◆ **Your task**
Below are some records; reproduce every one of them exactly.

◆ **Supplied material**
____________________

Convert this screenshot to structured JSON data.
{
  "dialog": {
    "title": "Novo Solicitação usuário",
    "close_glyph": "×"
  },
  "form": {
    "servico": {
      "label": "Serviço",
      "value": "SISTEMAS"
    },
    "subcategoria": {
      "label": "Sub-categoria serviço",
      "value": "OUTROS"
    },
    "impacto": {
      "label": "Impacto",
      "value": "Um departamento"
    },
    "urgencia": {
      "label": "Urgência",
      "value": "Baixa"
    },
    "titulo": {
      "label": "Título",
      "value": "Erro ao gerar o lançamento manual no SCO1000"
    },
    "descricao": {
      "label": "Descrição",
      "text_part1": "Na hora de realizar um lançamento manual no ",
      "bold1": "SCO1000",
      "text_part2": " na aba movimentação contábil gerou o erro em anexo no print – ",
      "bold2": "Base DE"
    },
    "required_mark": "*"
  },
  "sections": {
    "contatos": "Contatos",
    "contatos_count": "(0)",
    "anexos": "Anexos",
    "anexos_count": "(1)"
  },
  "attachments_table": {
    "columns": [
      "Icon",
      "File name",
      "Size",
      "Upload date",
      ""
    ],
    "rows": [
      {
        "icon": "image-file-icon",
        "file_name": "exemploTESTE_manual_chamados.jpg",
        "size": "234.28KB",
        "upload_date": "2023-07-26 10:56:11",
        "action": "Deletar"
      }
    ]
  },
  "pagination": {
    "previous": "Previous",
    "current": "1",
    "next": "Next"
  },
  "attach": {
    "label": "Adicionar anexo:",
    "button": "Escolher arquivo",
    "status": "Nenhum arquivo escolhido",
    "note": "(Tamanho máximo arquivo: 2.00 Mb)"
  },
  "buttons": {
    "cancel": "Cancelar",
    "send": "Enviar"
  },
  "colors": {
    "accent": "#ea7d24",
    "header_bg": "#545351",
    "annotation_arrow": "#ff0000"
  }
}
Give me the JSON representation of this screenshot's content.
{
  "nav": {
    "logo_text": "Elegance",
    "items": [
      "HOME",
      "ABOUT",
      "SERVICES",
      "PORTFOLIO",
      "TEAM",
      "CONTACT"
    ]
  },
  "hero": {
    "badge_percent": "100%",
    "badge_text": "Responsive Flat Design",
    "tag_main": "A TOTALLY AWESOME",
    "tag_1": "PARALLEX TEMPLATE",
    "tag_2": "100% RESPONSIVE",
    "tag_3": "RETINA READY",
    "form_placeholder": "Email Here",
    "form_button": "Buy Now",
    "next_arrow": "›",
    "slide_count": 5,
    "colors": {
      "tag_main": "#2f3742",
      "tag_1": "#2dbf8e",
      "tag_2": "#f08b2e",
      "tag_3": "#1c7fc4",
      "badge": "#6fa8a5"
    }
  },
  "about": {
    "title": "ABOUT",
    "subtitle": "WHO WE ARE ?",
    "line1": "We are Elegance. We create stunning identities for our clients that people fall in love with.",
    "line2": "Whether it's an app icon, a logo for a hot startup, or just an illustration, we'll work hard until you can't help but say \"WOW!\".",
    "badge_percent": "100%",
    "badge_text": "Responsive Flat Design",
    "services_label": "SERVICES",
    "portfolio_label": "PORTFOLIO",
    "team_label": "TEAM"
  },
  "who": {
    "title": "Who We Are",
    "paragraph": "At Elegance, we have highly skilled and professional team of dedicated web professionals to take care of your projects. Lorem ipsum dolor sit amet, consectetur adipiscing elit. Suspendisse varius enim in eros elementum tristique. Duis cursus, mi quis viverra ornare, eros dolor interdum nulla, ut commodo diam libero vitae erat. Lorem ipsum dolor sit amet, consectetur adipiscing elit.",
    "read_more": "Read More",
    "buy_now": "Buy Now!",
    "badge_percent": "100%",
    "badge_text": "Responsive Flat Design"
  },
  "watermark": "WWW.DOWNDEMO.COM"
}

____________________

◆ **Exercise output**
Convert this screenshot to structured JSON data.
{
  "dialog": {
    "title": "Novo Solicitação usuário",
    "close_glyph": "×"
  },
  "form": {
    "servico": {
      "label": "Serviço",
      "value": "SISTEMAS"
    },
    "subcategoria": {
      "label": "Sub-categoria serviço",
      "value": "OUTROS"
    },
    "impacto": {
      "label": "Impacto",
      "value": "Um departamento"
    },
    "urgencia": {
      "label": "Urgência",
      "value": "Baixa"
    },
    "titulo": {
      "label": "Título",
      "value": "Erro ao gerar o lançamento manual no SCO1000"
    },
    "descricao": {
      "label": "Descrição",
      "text_part1": "Na hora de realizar um lançamento manual no ",
      "bold1": "SCO1000",
      "text_part2": " na aba movimentação contábil gerou o erro em anexo no print – ",
      "bold2": "Base DE"
    },
    "required_mark": "*"
  },
  "sections": {
    "contatos": "Contatos",
    "contatos_count": "(0)",
    "anexos": "Anexos",
    "anexos_count": "(1)"
  },
  "attachments_table": {
    "columns": [
      "Icon",
      "File name",
      "Size",
      "Upload date",
      ""
    ],
    "rows": [
      {
        "icon": "image-file-icon",
        "file_name": "exemploTESTE_manual_chamados.jpg",
        "size": "234.28KB",
        "upload_date": "2023-07-26 10:56:11",
        "action": "Deletar"
      }
    ]
  },
  "pagination": {
    "previous": "Previous",
    "current": "1",
    "next": "Next"
  },
  "attach": {
    "label": "Adicionar anexo:",
    "button": "Escolher arquivo",
    "status": "Nenhum arquivo escolhido",
    "note": "(Tamanho máximo arquivo: 2.00 Mb)"
  },
  "buttons": {
    "cancel": "Cancelar",
    "send": "Enviar"
  },
  "colors": {
    "accent": "#ea7d24",
    "header_bg": "#545351",
    "annotation_arrow": "#ff0000"
  }
}
Give me the JSON representation of this screenshot's content.
{
  "nav": {
    "logo_text": "Elegance",
    "items": [
      "HOME",
      "ABOUT",
      "SERVICES",
      "PORTFOLIO",
      "TEAM",
      "CONTACT"
    ]
  },
  "hero": {
    "badge_percent": "100%",
    "badge_text": "Responsive Flat Design",
    "tag_main": "A TOTALLY AWESOME",
    "tag_1": "PARALLEX TEMPLATE",
    "tag_2": "100% RESPONSIVE",
    "tag_3": "RETINA READY",
    "form_placeholder": "Email Here",
    "form_button": "Buy Now",
    "next_arrow": "›",
    "slide_count": 5,
    "colors": {
      "tag_main": "#2f3742",
      "tag_1": "#2dbf8e",
      "tag_2": "#f08b2e",
      "tag_3": "#1c7fc4",
      "badge": "#6fa8a5"
    }
  },
  "about": {
    "title": "ABOUT",
    "subtitle": "WHO WE ARE ?",
    "line1": "We are Elegance. We create stunning identities for our clients that people fall in love with.",
    "line2": "Whether it's an app icon, a logo for a hot startup, or just an illustration, we'll work hard until you can't help but say \"WOW!\".",
    "badge_percent": "100%",
    "badge_text": "Responsive Flat Design",
    "services_label": "SERVICES",
    "portfolio_label": "PORTFOLIO",
    "team_label": "TEAM"
  },
  "who": {
    "title": "Who We Are",
    "paragraph": "At Elegance, we have highly skilled and professional team of dedicated web professionals to take care of your projects. Lorem ipsum dolor sit amet, consectetur adipiscing elit. Suspendisse varius enim in eros elementum tristique. Duis cursus, mi quis viverra ornare, eros dolor interdum nulla, ut commodo diam libero vitae erat. Lorem ipsum dolor sit amet, consectetur adipiscing elit.",
    "read_more": "Read More",
    "buy_now": "Buy Now!",
    "badge_percent": "100%",
    "badge_text": "Responsive Flat Design"
  },
  "watermark": "WWW.DOWNDEMO.COM"
}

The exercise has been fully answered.